WHAT YOU ARE ASKED TO DO =>
Transcribe the records in full, keeping every character as it is.

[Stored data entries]
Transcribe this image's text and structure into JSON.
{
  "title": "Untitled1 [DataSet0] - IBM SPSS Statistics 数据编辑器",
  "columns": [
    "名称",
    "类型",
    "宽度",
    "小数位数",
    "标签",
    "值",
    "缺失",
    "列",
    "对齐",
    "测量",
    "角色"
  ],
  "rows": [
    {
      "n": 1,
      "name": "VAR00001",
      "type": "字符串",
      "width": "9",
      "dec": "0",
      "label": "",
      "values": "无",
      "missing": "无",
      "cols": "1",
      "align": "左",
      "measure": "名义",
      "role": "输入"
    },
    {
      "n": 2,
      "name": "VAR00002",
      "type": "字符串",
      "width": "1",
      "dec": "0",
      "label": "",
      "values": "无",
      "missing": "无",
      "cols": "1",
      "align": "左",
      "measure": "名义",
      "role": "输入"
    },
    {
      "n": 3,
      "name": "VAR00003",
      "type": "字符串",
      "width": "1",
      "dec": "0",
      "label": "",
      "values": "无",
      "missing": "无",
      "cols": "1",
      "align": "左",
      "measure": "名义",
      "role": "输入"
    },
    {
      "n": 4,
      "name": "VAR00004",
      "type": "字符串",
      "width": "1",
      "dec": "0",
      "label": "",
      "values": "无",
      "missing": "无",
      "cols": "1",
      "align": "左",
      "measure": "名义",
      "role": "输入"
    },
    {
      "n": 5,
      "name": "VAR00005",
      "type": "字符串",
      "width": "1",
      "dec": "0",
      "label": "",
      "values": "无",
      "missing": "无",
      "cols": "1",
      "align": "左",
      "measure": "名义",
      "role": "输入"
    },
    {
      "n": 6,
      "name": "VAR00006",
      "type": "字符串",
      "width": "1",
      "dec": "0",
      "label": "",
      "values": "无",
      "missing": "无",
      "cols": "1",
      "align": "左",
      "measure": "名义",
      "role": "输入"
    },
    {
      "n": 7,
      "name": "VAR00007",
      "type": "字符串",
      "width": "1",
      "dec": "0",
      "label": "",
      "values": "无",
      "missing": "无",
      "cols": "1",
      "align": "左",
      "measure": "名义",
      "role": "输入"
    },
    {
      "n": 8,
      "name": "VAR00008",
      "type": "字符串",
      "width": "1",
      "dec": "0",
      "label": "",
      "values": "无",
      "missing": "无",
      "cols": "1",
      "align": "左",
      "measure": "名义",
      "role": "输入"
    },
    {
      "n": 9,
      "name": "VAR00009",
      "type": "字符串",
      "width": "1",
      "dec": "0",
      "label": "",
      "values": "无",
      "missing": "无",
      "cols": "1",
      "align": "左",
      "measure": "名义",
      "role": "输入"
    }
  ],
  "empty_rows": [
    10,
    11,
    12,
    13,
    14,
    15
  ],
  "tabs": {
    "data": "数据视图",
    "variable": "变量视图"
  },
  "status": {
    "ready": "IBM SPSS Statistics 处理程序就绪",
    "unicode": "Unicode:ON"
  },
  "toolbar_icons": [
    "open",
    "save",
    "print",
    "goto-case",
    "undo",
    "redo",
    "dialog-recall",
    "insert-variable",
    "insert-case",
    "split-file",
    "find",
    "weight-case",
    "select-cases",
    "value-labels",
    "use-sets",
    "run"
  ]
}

OUTPUT BELOW =>
Transcribe this image's text and structure into JSON.
{
  "title": "Untitled1 [DataSet0] - IBM SPSS Statistics 数据编辑器",
  "columns": [
    "名称",
    "类型",
    "宽度",
    "小数位数",
    "标签",
    "值",
    "缺失",
    "列",
    "对齐",
    "测量",
    "角色"
  ],
  "rows": [
    {
      "n": 1,
      "name": "VAR00001",
      "type": "字符串",
      "width": "9",
      "dec": "0",
      "label": "",
      "values": "无",
      "missing": "无",
      "cols": "1",
      "align": "左",
      "measure": "名义",
      "role": "输入"
    },
    {
      "n": 2,
      "name": "VAR00002",
      "type": "字符串",
      "width": "1",
      "dec": "0",
      "label": "",
      "values": "无",
      "missing": "无",
      "cols": "1",
      "align": "左",
      "measure": "名义",
      "role": "输入"
    },
    {
      "n": 3,
      "name": "VAR00003",
      "type": "字符串",
      "width": "1",
      "dec": "0",
      "label": "",
      "values": "无",
      "missing": "无",
      "cols": "1",
      "align": "左",
      "measure": "名义",
      "role": "输入"
    },
    {
      "n": 4,
      "name": "VAR00004",
      "type": "字符串",
      "width": "1",
      "dec": "0",
      "label": "",
      "values": "无",
      "missing": "无",
      "cols": "1",
      "align": "左",
      "measure": "名义",
      "role": "输入"
    },
    {
      "n": 5,
      "name": "VAR00005",
      "type": "字符串",
      "width": "1",
      "dec": "0",
      "label": "",
      "values": "无",
      "missing": "无",
      "cols": "1",
      "align": "左",
      "measure": "名义",
      "role": "输入"
    },
    {
      "n": 6,
      "name": "VAR00006",
      "type": "字符串",
      "width": "1",
      "dec": "0",
      "label": "",
      "values": "无",
      "missing": "无",
      "cols": "1",
      "align": "左",
      "measure": "名义",
      "role": "输入"
    },
    {
      "n": 7,
      "name": "VAR00007",
      "type": "字符串",
      "width": "1",
      "dec": "0",
      "label": "",
      "values": "无",
      "missing": "无",
      "cols": "1",
      "align": "左",
      "measure": "名义",
      "role": "输入"
    },
    {
      "n": 8,
      "name": "VAR00008",
      "type": "字符串",
      "width": "1",
      "dec": "0",
      "label": "",
      "values": "无",
      "missing": "无",
      "cols": "1",
      "align": "左",
      "measure": "名义",
      "role": "输入"
    },
    {
      "n": 9,
      "name": "VAR00009",
      "type": "字符串",
      "width": "1",
      "dec": "0",
      "label": "",
      "values": "无",
      "missing": "无",
      "cols": "1",
      "align": "左",
      "measure": "名义",
      "role": "输入"
    }
  ],
  "empty_rows": [
    10,
    11,
    12,
    13,
    14,
    15
  ],
  "tabs": {
    "data": "数据视图",
    "variable": "变量视图"
  },
  "status": {
    "ready": "IBM SPSS Statistics 处理程序就绪",
    "unicode": "Unicode:ON"
  },
  "toolbar_icons": [
    "open",
    "save",
    "print",
    "goto-case",
    "undo",
    "redo",
    "dialog-recall",
    "insert-variable",
    "insert-case",
    "split-file",
    "find",
    "weight-case",
    "select-cases",
    "value-labels",
    "use-sets",
    "run"
  ]
}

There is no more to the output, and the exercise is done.